* MATERIAL PROVIDED *
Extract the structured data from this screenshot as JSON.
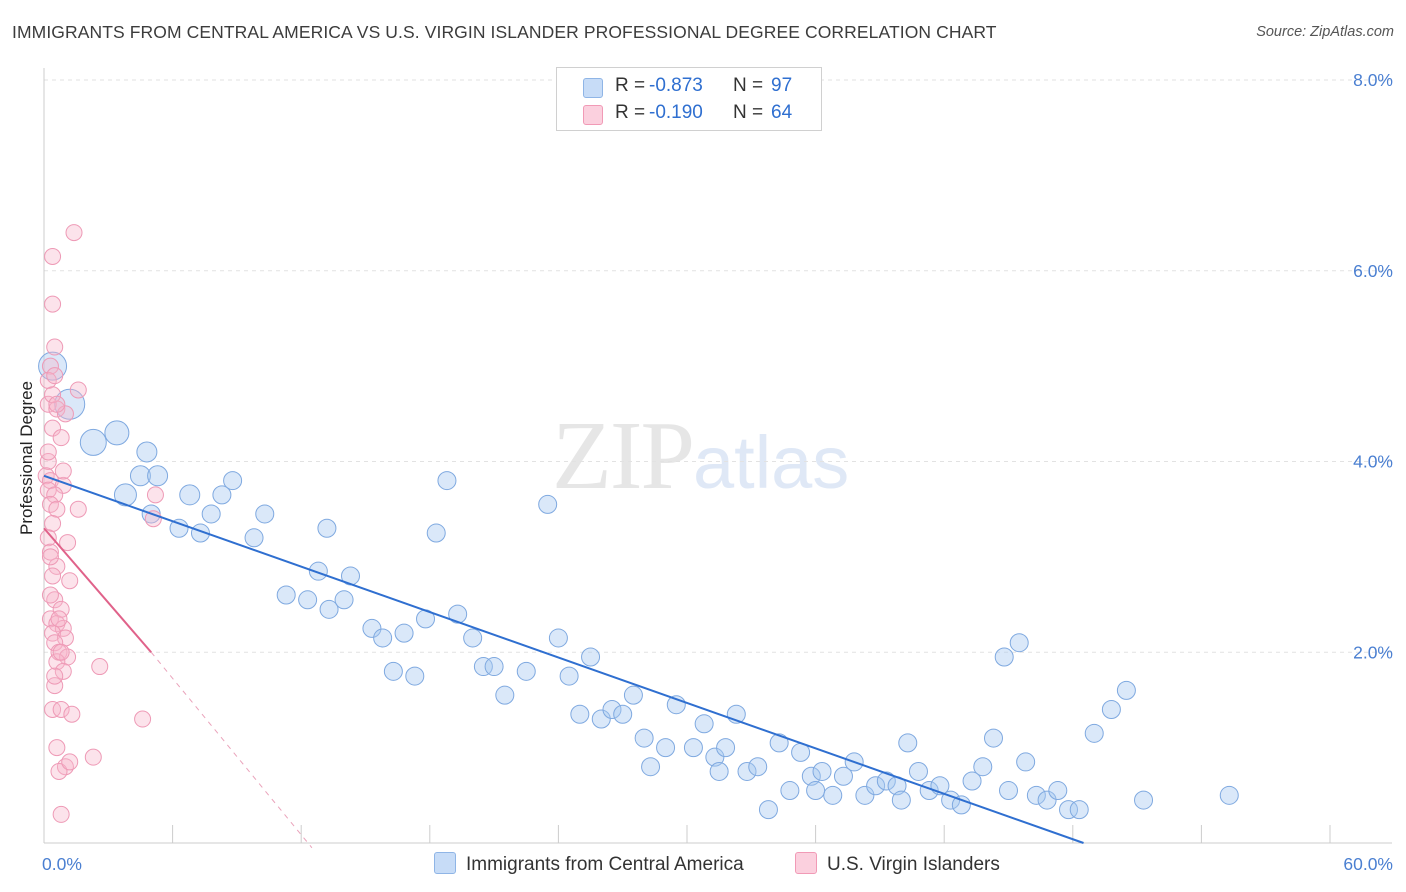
{
  "header": {
    "title": "IMMIGRANTS FROM CENTRAL AMERICA VS U.S. VIRGIN ISLANDER PROFESSIONAL DEGREE CORRELATION CHART",
    "source": "Source: ZipAtlas.com"
  },
  "watermark": {
    "zip": "ZIP",
    "atlas": "atlas"
  },
  "legend": {
    "rows": [
      {
        "r_label": "R =",
        "r_value": "-0.873",
        "n_label": "N =",
        "n_value": "97",
        "color": "#a8c8f0"
      },
      {
        "r_label": "R =",
        "r_value": "-0.190",
        "n_label": "N =",
        "n_value": "64",
        "color": "#f7b6cb"
      }
    ]
  },
  "bottom_legend": {
    "series1": "Immigrants from Central America",
    "series2": "U.S. Virgin Islanders"
  },
  "chart_data": {
    "type": "scatter",
    "title": "IMMIGRANTS FROM CENTRAL AMERICA VS U.S. VIRGIN ISLANDER PROFESSIONAL DEGREE CORRELATION CHART",
    "xlabel": "",
    "ylabel": "Professional Degree",
    "xlim": [
      0,
      60
    ],
    "ylim": [
      0,
      8.0
    ],
    "x_tick_labels": [
      "0.0%",
      "60.0%"
    ],
    "y_tick_labels": [
      "2.0%",
      "4.0%",
      "6.0%",
      "8.0%"
    ],
    "y_ticks": [
      2,
      4,
      6,
      8
    ],
    "grid": true,
    "legend_position": "top-center",
    "colors": {
      "series1": "#a8c8f0",
      "series1_line": "#2f6fd0",
      "series2": "#f7b6cb",
      "series2_line": "#e0628a"
    },
    "series": [
      {
        "name": "Immigrants from Central America",
        "r": -0.873,
        "n": 97,
        "trend": {
          "x0": 0,
          "y0": 3.85,
          "x1": 48.5,
          "y1": 0.0
        },
        "points": [
          [
            0.4,
            5.0,
            14
          ],
          [
            1.2,
            4.6,
            15
          ],
          [
            2.3,
            4.2,
            13
          ],
          [
            3.4,
            4.3,
            12
          ],
          [
            4.8,
            4.1,
            10
          ],
          [
            3.8,
            3.65,
            11
          ],
          [
            4.5,
            3.85,
            10
          ],
          [
            5.3,
            3.85,
            10
          ],
          [
            5.0,
            3.45,
            9
          ],
          [
            6.3,
            3.3,
            9
          ],
          [
            6.8,
            3.65,
            10
          ],
          [
            7.3,
            3.25,
            9
          ],
          [
            7.8,
            3.45,
            9
          ],
          [
            8.3,
            3.65,
            9
          ],
          [
            8.8,
            3.8,
            9
          ],
          [
            9.8,
            3.2,
            9
          ],
          [
            10.3,
            3.45,
            9
          ],
          [
            11.3,
            2.6,
            9
          ],
          [
            12.3,
            2.55,
            9
          ],
          [
            12.8,
            2.85,
            9
          ],
          [
            13.3,
            2.45,
            9
          ],
          [
            14.0,
            2.55,
            9
          ],
          [
            14.3,
            2.8,
            9
          ],
          [
            15.3,
            2.25,
            9
          ],
          [
            15.8,
            2.15,
            9
          ],
          [
            13.2,
            3.3,
            9
          ],
          [
            16.3,
            1.8,
            9
          ],
          [
            16.8,
            2.2,
            9
          ],
          [
            17.8,
            2.35,
            9
          ],
          [
            17.3,
            1.75,
            9
          ],
          [
            18.3,
            3.25,
            9
          ],
          [
            19.3,
            2.4,
            9
          ],
          [
            18.8,
            3.8,
            9
          ],
          [
            20.0,
            2.15,
            9
          ],
          [
            20.5,
            1.85,
            9
          ],
          [
            21.0,
            1.85,
            9
          ],
          [
            21.5,
            1.55,
            9
          ],
          [
            22.5,
            1.8,
            9
          ],
          [
            23.5,
            3.55,
            9
          ],
          [
            24.0,
            2.15,
            9
          ],
          [
            24.5,
            1.75,
            9
          ],
          [
            25.0,
            1.35,
            9
          ],
          [
            25.5,
            1.95,
            9
          ],
          [
            26.0,
            1.3,
            9
          ],
          [
            26.5,
            1.4,
            9
          ],
          [
            27.0,
            1.35,
            9
          ],
          [
            27.5,
            1.55,
            9
          ],
          [
            28.0,
            1.1,
            9
          ],
          [
            28.3,
            0.8,
            9
          ],
          [
            29.0,
            1.0,
            9
          ],
          [
            29.5,
            1.45,
            9
          ],
          [
            30.3,
            1.0,
            9
          ],
          [
            30.8,
            1.25,
            9
          ],
          [
            31.3,
            0.9,
            9
          ],
          [
            31.8,
            1.0,
            9
          ],
          [
            32.3,
            1.35,
            9
          ],
          [
            32.8,
            0.75,
            9
          ],
          [
            33.3,
            0.8,
            9
          ],
          [
            33.8,
            0.35,
            9
          ],
          [
            34.3,
            1.05,
            9
          ],
          [
            34.8,
            0.55,
            9
          ],
          [
            35.3,
            0.95,
            9
          ],
          [
            35.8,
            0.7,
            9
          ],
          [
            36.3,
            0.75,
            9
          ],
          [
            36.8,
            0.5,
            9
          ],
          [
            37.3,
            0.7,
            9
          ],
          [
            37.8,
            0.85,
            9
          ],
          [
            38.3,
            0.5,
            9
          ],
          [
            38.8,
            0.6,
            9
          ],
          [
            39.3,
            0.65,
            9
          ],
          [
            39.8,
            0.6,
            9
          ],
          [
            40.3,
            1.05,
            9
          ],
          [
            40.8,
            0.75,
            9
          ],
          [
            41.3,
            0.55,
            9
          ],
          [
            41.8,
            0.6,
            9
          ],
          [
            42.3,
            0.45,
            9
          ],
          [
            42.8,
            0.4,
            9
          ],
          [
            43.3,
            0.65,
            9
          ],
          [
            43.8,
            0.8,
            9
          ],
          [
            44.3,
            1.1,
            9
          ],
          [
            44.8,
            1.95,
            9
          ],
          [
            45.5,
            2.1,
            9
          ],
          [
            45.8,
            0.85,
            9
          ],
          [
            46.3,
            0.5,
            9
          ],
          [
            46.8,
            0.45,
            9
          ],
          [
            47.3,
            0.55,
            9
          ],
          [
            47.8,
            0.35,
            9
          ],
          [
            48.3,
            0.35,
            9
          ],
          [
            49.0,
            1.15,
            9
          ],
          [
            49.8,
            1.4,
            9
          ],
          [
            50.5,
            1.6,
            9
          ],
          [
            51.3,
            0.45,
            9
          ],
          [
            55.3,
            0.5,
            9
          ],
          [
            45.0,
            0.55,
            9
          ],
          [
            40.0,
            0.45,
            9
          ],
          [
            36.0,
            0.55,
            9
          ],
          [
            31.5,
            0.75,
            9
          ]
        ]
      },
      {
        "name": "U.S. Virgin Islanders",
        "r": -0.19,
        "n": 64,
        "trend": {
          "x0": 0,
          "y0": 3.3,
          "x1": 5.0,
          "y1": 2.0,
          "dash_x1": 12.5,
          "dash_y1": -0.05
        },
        "points": [
          [
            1.4,
            6.4,
            8
          ],
          [
            0.4,
            6.15,
            8
          ],
          [
            0.4,
            5.65,
            8
          ],
          [
            0.5,
            5.2,
            8
          ],
          [
            0.3,
            5.0,
            8
          ],
          [
            0.2,
            4.85,
            8
          ],
          [
            0.5,
            4.9,
            8
          ],
          [
            1.6,
            4.75,
            8
          ],
          [
            0.2,
            4.6,
            8
          ],
          [
            0.6,
            4.55,
            8
          ],
          [
            1.0,
            4.5,
            8
          ],
          [
            0.4,
            4.35,
            8
          ],
          [
            0.8,
            4.25,
            8
          ],
          [
            0.2,
            4.0,
            8
          ],
          [
            0.1,
            3.85,
            8
          ],
          [
            0.3,
            3.8,
            8
          ],
          [
            0.9,
            3.75,
            8
          ],
          [
            0.2,
            3.7,
            8
          ],
          [
            0.5,
            3.65,
            8
          ],
          [
            5.2,
            3.65,
            8
          ],
          [
            0.3,
            3.55,
            8
          ],
          [
            0.6,
            3.5,
            8
          ],
          [
            1.6,
            3.5,
            8
          ],
          [
            5.1,
            3.4,
            8
          ],
          [
            0.4,
            3.35,
            8
          ],
          [
            0.2,
            3.2,
            8
          ],
          [
            1.1,
            3.15,
            8
          ],
          [
            0.3,
            3.05,
            8
          ],
          [
            0.6,
            2.9,
            8
          ],
          [
            0.4,
            2.8,
            8
          ],
          [
            1.2,
            2.75,
            8
          ],
          [
            0.5,
            2.55,
            8
          ],
          [
            0.8,
            2.45,
            8
          ],
          [
            0.3,
            2.35,
            8
          ],
          [
            0.6,
            2.3,
            8
          ],
          [
            0.9,
            2.25,
            8
          ],
          [
            0.4,
            2.2,
            8
          ],
          [
            1.0,
            2.15,
            8
          ],
          [
            0.5,
            2.1,
            8
          ],
          [
            0.7,
            2.0,
            8
          ],
          [
            1.1,
            1.95,
            8
          ],
          [
            0.6,
            1.9,
            8
          ],
          [
            2.6,
            1.85,
            8
          ],
          [
            0.9,
            1.8,
            8
          ],
          [
            0.5,
            1.65,
            8
          ],
          [
            0.4,
            1.4,
            8
          ],
          [
            0.8,
            1.4,
            8
          ],
          [
            1.3,
            1.35,
            8
          ],
          [
            4.6,
            1.3,
            8
          ],
          [
            0.6,
            1.0,
            8
          ],
          [
            2.3,
            0.9,
            8
          ],
          [
            1.0,
            0.8,
            8
          ],
          [
            0.7,
            0.75,
            8
          ],
          [
            0.8,
            0.3,
            8
          ],
          [
            0.3,
            3.0,
            8
          ],
          [
            0.7,
            2.35,
            8
          ],
          [
            0.2,
            4.1,
            8
          ],
          [
            0.9,
            3.9,
            8
          ],
          [
            0.4,
            4.7,
            8
          ],
          [
            0.6,
            4.6,
            8
          ],
          [
            1.2,
            0.85,
            8
          ],
          [
            0.5,
            1.75,
            8
          ],
          [
            0.3,
            2.6,
            8
          ],
          [
            0.8,
            2.0,
            8
          ]
        ]
      }
    ]
  }
}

* YOUR OBJECTIVE *
Look through the entries and work out how many lines have the word "Islanders" in them; reply with that number only.

* FINISHED ANSWER *
2